GIVEN TASK - Every record that follows should be printed verbatim.

DATASET EXCERPTS -

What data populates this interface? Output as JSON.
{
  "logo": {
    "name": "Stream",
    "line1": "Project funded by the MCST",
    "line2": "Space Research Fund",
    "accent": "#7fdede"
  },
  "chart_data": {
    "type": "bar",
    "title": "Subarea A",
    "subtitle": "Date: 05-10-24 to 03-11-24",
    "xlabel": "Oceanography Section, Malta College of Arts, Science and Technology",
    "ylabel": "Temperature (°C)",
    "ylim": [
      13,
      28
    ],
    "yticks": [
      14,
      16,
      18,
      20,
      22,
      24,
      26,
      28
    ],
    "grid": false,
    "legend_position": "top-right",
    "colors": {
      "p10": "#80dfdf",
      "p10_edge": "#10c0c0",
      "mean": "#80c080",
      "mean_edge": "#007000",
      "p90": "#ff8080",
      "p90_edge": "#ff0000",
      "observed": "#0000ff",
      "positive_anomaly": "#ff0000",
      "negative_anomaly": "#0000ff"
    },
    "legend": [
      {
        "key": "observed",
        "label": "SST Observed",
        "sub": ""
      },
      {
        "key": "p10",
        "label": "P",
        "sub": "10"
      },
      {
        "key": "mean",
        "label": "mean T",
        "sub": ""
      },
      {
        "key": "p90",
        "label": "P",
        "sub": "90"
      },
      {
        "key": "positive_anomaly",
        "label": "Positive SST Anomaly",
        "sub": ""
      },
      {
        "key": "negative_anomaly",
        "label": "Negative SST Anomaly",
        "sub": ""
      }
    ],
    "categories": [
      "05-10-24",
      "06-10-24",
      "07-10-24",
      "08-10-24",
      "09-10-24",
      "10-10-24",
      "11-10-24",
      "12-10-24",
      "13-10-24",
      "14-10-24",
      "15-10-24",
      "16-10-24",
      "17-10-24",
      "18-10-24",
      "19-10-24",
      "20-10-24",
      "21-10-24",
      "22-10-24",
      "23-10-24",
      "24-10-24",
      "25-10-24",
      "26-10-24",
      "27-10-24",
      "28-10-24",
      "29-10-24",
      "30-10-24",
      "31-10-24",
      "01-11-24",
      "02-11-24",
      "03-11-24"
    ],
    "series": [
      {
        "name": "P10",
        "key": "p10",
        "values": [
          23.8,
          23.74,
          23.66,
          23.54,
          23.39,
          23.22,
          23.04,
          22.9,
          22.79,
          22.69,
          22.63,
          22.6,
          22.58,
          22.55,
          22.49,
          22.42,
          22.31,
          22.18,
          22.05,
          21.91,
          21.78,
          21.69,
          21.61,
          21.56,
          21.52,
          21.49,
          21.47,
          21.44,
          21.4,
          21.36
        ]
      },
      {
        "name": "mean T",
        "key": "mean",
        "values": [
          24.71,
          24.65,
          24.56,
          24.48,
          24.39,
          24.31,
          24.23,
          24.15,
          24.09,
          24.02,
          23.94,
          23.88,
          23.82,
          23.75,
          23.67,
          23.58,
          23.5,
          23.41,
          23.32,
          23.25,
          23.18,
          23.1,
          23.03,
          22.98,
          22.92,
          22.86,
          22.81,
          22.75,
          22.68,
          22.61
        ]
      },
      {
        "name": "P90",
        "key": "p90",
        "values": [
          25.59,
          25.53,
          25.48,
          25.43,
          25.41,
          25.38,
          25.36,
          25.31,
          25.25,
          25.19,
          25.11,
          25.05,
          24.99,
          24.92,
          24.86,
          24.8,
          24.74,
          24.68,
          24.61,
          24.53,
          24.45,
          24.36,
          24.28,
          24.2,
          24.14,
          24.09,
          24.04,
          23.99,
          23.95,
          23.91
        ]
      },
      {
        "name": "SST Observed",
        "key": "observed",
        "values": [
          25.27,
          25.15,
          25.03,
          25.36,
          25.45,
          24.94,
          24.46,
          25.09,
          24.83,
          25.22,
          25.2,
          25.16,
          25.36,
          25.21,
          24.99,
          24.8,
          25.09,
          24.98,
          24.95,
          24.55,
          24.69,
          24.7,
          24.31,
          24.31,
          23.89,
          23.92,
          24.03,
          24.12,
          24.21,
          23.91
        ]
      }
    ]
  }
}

ANSWER FOR THE TASK -
What data populates this interface? Output as JSON.
{
  "logo": {
    "name": "Stream",
    "line1": "Project funded by the MCST",
    "line2": "Space Research Fund",
    "accent": "#7fdede"
  },
  "chart_data": {
    "type": "bar",
    "title": "Subarea A",
    "subtitle": "Date: 05-10-24 to 03-11-24",
    "xlabel": "Oceanography Section, Malta College of Arts, Science and Technology",
    "ylabel": "Temperature (°C)",
    "ylim": [
      13,
      28
    ],
    "yticks": [
      14,
      16,
      18,
      20,
      22,
      24,
      26,
      28
    ],
    "grid": false,
    "legend_position": "top-right",
    "colors": {
      "p10": "#80dfdf",
      "p10_edge": "#10c0c0",
      "mean": "#80c080",
      "mean_edge": "#007000",
      "p90": "#ff8080",
      "p90_edge": "#ff0000",
      "observed": "#0000ff",
      "positive_anomaly": "#ff0000",
      "negative_anomaly": "#0000ff"
    },
    "legend": [
      {
        "key": "observed",
        "label": "SST Observed",
        "sub": ""
      },
      {
        "key": "p10",
        "label": "P",
        "sub": "10"
      },
      {
        "key": "mean",
        "label": "mean T",
        "sub": ""
      },
      {
        "key": "p90",
        "label": "P",
        "sub": "90"
      },
      {
        "key": "positive_anomaly",
        "label": "Positive SST Anomaly",
        "sub": ""
      },
      {
        "key": "negative_anomaly",
        "label": "Negative SST Anomaly",
        "sub": ""
      }
    ],
    "categories": [
      "05-10-24",
      "06-10-24",
      "07-10-24",
      "08-10-24",
      "09-10-24",
      "10-10-24",
      "11-10-24",
      "12-10-24",
      "13-10-24",
      "14-10-24",
      "15-10-24",
      "16-10-24",
      "17-10-24",
      "18-10-24",
      "19-10-24",
      "20-10-24",
      "21-10-24",
      "22-10-24",
      "23-10-24",
      "24-10-24",
      "25-10-24",
      "26-10-24",
      "27-10-24",
      "28-10-24",
      "29-10-24",
      "30-10-24",
      "31-10-24",
      "01-11-24",
      "02-11-24",
      "03-11-24"
    ],
    "series": [
      {
        "name": "P10",
        "key": "p10",
        "values": [
          23.8,
          23.74,
          23.66,
          23.54,
          23.39,
          23.22,
          23.04,
          22.9,
          22.79,
          22.69,
          22.63,
          22.6,
          22.58,
          22.55,
          22.49,
          22.42,
          22.31,
          22.18,
          22.05,
          21.91,
          21.78,
          21.69,
          21.61,
          21.56,
          21.52,
          21.49,
          21.47,
          21.44,
          21.4,
          21.36
        ]
      },
      {
        "name": "mean T",
        "key": "mean",
        "values": [
          24.71,
          24.65,
          24.56,
          24.48,
          24.39,
          24.31,
          24.23,
          24.15,
          24.09,
          24.02,
          23.94,
          23.88,
          23.82,
          23.75,
          23.67,
          23.58,
          23.5,
          23.41,
          23.32,
          23.25,
          23.18,
          23.1,
          23.03,
          22.98,
          22.92,
          22.86,
          22.81,
          22.75,
          22.68,
          22.61
        ]
      },
      {
        "name": "P90",
        "key": "p90",
        "values": [
          25.59,
          25.53,
          25.48,
          25.43,
          25.41,
          25.38,
          25.36,
          25.31,
          25.25,
          25.19,
          25.11,
          25.05,
          24.99,
          24.92,
          24.86,
          24.8,
          24.74,
          24.68,
          24.61,
          24.53,
          24.45,
          24.36,
          24.28,
          24.2,
          24.14,
          24.09,
          24.04,
          23.99,
          23.95,
          23.91
        ]
      },
      {
        "name": "SST Observed",
        "key": "observed",
        "values": [
          25.27,
          25.15,
          25.03,
          25.36,
          25.45,
          24.94,
          24.46,
          25.09,
          24.83,
          25.22,
          25.2,
          25.16,
          25.36,
          25.21,
          24.99,
          24.8,
          25.09,
          24.98,
          24.95,
          24.55,
          24.69,
          24.7,
          24.31,
          24.31,
          23.89,
          23.92,
          24.03,
          24.12,
          24.21,
          23.91
        ]
      }
    ]
  }
}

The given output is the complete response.